━━ DATA IN THIS EXERCISE

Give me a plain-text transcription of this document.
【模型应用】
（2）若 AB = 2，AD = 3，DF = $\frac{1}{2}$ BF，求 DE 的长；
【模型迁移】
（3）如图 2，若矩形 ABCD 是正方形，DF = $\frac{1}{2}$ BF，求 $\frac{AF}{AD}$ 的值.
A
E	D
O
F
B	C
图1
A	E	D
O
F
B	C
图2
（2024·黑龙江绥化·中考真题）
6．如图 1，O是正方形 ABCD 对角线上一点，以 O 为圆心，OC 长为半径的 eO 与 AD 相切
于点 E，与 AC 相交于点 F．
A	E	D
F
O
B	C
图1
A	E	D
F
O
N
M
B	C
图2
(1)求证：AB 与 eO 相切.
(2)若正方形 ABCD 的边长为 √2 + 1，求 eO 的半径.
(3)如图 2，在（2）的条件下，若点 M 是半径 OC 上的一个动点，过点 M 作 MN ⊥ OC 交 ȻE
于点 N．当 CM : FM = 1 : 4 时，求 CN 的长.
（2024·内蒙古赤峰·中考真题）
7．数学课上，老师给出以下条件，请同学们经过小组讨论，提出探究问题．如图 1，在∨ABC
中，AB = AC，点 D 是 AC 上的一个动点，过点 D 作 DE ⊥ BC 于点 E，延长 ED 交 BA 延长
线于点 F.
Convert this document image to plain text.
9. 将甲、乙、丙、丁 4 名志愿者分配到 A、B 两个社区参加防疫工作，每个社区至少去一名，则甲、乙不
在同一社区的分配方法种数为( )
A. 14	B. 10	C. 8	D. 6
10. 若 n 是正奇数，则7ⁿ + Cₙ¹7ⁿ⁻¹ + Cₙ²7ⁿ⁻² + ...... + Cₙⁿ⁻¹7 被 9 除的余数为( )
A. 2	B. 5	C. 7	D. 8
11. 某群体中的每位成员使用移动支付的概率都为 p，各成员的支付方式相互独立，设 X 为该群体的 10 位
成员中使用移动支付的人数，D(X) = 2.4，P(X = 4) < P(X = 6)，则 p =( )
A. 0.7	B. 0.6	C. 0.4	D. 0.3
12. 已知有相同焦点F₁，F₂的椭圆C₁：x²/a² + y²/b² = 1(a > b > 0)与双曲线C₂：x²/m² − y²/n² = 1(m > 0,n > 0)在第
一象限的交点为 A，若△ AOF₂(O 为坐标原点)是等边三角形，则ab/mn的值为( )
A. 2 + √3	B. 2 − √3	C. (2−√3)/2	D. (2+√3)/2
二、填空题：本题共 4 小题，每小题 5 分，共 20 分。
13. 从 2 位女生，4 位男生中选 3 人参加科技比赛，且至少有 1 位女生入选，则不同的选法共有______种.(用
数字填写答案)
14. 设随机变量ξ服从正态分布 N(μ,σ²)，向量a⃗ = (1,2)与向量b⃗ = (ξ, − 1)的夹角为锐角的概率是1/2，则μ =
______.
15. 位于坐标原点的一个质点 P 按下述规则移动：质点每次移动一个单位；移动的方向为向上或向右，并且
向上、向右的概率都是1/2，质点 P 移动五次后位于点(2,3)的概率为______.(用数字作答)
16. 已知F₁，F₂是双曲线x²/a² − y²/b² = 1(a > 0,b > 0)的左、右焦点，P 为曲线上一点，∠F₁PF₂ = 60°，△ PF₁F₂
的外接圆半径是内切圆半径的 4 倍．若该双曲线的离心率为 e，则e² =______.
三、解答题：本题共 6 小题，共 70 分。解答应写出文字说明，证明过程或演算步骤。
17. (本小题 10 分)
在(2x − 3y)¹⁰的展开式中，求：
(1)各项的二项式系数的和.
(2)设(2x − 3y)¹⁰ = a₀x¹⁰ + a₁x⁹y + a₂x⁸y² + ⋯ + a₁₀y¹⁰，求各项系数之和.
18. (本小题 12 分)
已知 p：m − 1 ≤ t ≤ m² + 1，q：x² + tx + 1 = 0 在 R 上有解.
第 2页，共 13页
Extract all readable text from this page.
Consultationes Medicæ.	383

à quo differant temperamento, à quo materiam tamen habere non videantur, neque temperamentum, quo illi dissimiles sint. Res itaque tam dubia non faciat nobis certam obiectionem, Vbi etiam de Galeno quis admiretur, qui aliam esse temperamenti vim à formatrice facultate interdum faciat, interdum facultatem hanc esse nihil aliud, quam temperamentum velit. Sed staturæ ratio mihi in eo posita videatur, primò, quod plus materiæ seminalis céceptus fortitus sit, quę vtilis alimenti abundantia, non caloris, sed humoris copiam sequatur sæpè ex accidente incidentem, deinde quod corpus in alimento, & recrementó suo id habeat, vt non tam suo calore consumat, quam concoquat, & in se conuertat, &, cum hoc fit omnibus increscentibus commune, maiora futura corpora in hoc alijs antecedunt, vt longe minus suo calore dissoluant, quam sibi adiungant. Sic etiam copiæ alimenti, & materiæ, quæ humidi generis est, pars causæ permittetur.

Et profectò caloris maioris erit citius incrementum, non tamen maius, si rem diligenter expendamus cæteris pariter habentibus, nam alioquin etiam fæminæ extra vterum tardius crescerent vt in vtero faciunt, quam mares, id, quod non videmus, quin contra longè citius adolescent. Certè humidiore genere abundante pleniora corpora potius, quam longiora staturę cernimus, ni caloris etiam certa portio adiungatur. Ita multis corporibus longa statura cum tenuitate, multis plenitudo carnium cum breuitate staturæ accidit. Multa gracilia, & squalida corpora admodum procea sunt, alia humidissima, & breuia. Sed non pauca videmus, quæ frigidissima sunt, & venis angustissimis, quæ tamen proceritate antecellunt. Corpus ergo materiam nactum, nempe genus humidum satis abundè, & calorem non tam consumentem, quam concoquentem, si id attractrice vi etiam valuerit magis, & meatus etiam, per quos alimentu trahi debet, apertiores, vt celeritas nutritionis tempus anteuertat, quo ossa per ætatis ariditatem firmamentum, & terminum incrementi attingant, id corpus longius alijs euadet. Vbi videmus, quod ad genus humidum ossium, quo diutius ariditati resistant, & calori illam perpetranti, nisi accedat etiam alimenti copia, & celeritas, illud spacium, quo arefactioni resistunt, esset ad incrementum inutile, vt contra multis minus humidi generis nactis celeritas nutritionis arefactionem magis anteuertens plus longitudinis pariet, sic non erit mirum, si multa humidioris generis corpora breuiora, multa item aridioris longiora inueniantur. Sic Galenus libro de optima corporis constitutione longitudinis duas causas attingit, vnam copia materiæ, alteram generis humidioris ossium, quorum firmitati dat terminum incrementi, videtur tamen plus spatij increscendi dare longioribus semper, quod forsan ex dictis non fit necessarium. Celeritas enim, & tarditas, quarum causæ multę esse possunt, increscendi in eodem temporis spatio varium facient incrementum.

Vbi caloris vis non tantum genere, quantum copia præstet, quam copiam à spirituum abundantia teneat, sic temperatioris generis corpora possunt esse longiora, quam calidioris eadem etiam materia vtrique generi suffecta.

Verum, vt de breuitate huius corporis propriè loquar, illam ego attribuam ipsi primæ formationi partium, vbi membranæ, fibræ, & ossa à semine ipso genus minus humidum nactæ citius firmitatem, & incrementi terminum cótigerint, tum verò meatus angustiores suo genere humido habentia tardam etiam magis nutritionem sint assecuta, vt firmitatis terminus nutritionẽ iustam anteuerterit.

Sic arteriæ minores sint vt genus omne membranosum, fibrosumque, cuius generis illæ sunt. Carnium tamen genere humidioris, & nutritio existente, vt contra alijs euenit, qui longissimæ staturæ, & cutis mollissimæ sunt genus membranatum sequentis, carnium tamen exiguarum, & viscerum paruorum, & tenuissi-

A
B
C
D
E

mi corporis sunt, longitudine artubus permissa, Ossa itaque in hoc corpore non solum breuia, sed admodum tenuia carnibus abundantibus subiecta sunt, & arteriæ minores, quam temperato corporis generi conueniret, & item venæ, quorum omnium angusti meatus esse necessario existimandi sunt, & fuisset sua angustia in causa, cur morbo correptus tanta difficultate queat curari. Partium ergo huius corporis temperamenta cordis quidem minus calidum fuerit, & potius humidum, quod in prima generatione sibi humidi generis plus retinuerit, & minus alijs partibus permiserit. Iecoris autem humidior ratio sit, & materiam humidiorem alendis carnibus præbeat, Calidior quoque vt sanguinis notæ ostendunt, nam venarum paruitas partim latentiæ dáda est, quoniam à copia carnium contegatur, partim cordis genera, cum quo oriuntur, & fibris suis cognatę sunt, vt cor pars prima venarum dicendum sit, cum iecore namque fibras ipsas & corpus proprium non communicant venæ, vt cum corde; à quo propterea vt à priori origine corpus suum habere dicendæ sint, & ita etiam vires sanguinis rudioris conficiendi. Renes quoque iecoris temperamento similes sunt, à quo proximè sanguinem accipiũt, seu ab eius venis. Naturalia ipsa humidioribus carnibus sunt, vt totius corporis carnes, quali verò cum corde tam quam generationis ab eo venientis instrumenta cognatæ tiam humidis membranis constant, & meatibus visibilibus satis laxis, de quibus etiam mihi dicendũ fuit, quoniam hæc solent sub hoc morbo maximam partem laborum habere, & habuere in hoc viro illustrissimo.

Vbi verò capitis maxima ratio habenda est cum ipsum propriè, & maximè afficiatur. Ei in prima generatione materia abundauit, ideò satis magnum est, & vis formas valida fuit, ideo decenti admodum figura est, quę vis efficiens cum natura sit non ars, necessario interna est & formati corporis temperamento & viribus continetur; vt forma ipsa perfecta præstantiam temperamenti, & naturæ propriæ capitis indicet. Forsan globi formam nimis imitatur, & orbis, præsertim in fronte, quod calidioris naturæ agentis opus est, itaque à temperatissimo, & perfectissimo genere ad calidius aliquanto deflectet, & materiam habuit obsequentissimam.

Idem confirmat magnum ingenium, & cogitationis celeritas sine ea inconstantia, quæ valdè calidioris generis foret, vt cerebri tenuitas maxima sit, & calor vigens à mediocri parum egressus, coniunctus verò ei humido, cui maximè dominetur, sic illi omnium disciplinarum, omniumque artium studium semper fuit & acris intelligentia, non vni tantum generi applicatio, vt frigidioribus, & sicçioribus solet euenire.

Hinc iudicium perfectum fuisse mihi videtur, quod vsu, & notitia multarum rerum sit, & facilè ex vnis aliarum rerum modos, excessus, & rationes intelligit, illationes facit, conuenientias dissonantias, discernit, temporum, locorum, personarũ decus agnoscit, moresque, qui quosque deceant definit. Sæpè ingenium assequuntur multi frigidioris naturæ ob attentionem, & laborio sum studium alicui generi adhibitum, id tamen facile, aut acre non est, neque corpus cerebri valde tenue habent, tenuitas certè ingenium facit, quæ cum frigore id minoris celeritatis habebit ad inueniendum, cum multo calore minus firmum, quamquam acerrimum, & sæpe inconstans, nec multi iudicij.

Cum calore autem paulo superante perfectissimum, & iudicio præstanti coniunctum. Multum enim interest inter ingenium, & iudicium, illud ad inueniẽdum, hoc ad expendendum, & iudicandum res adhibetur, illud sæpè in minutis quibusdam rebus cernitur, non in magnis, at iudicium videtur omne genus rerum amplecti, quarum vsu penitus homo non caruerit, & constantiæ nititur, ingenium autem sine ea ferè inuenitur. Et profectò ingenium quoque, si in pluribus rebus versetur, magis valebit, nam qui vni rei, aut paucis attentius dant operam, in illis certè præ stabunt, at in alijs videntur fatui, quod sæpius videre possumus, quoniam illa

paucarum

━━━━

TASK PROMPT — List each line in the listing that contains the string "frac".

SOLUTION FOR THIS TASK —
（2）若 AB = 2，AD = 3，DF = $\frac{1}{2}$ BF，求 DE 的长；
（3）如图 2，若矩形 ABCD 是正方形，DF = $\frac{1}{2}$ BF，求 $\frac{AF}{AD}$ 的值.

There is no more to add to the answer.